• _WHAT YOU ARE ASKED TO DO_: Print the entries that appear below, exactly as written and without their pictures.

Recorded data
_ _ _

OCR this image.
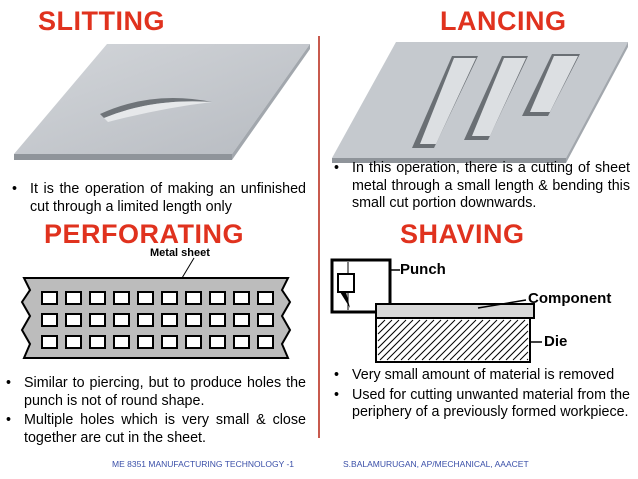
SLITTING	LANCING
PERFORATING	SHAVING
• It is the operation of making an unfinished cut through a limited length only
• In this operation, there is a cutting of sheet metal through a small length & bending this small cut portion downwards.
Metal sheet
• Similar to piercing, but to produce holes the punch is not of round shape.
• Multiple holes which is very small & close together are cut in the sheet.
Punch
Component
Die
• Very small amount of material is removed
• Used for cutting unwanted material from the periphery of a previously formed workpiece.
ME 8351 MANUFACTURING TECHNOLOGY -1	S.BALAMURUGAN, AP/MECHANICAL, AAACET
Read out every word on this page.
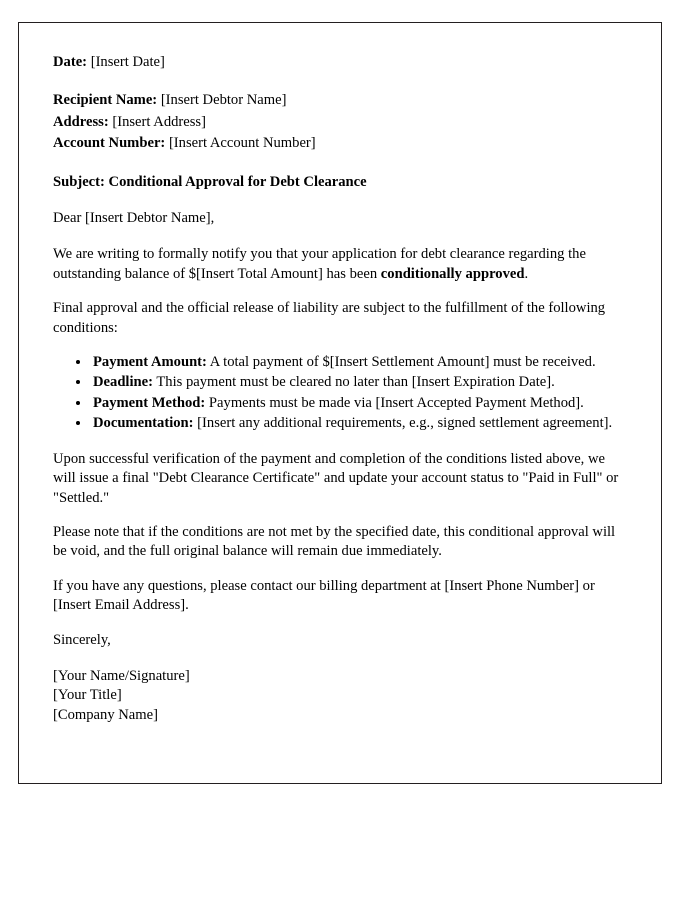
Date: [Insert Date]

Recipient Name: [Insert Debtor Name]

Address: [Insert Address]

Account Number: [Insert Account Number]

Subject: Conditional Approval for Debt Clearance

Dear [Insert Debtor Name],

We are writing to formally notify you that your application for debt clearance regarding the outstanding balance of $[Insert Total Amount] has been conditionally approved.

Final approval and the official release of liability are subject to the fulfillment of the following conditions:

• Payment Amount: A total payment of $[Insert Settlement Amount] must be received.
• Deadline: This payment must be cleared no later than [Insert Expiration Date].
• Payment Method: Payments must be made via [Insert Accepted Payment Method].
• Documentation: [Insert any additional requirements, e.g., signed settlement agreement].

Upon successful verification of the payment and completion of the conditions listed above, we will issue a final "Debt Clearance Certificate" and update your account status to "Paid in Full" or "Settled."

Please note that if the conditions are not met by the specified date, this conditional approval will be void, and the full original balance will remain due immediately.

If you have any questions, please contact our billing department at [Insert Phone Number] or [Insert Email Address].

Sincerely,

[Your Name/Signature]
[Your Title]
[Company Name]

_ _ _

• _WRITTEN ANSWER_:
OCR this image.
SLITTING	LANCING
PERFORATING	SHAVING
• It is the operation of making an unfinished cut through a limited length only
• In this operation, there is a cutting of sheet metal through a small length & bending this small cut portion downwards.
Metal sheet
• Similar to piercing, but to produce holes the punch is not of round shape.
• Multiple holes which is very small & close together are cut in the sheet.
Punch
Component
Die
• Very small amount of material is removed
• Used for cutting unwanted material from the periphery of a previously formed workpiece.
ME 8351 MANUFACTURING TECHNOLOGY -1	S.BALAMURUGAN, AP/MECHANICAL, AAACET
Read out every word on this page.
Date: [Insert Date]

Recipient Name: [Insert Debtor Name]

Address: [Insert Address]

Account Number: [Insert Account Number]

Subject: Conditional Approval for Debt Clearance

Dear [Insert Debtor Name],

We are writing to formally notify you that your application for debt clearance regarding the outstanding balance of $[Insert Total Amount] has been conditionally approved.

Final approval and the official release of liability are subject to the fulfillment of the following conditions:

• Payment Amount: A total payment of $[Insert Settlement Amount] must be received.
• Deadline: This payment must be cleared no later than [Insert Expiration Date].
• Payment Method: Payments must be made via [Insert Accepted Payment Method].
• Documentation: [Insert any additional requirements, e.g., signed settlement agreement].

Upon successful verification of the payment and completion of the conditions listed above, we will issue a final "Debt Clearance Certificate" and update your account status to "Paid in Full" or "Settled."

Please note that if the conditions are not met by the specified date, this conditional approval will be void, and the full original balance will remain due immediately.

If you have any questions, please contact our billing department at [Insert Phone Number] or [Insert Email Address].

Sincerely,

[Your Name/Signature]
[Your Title]
[Company Name]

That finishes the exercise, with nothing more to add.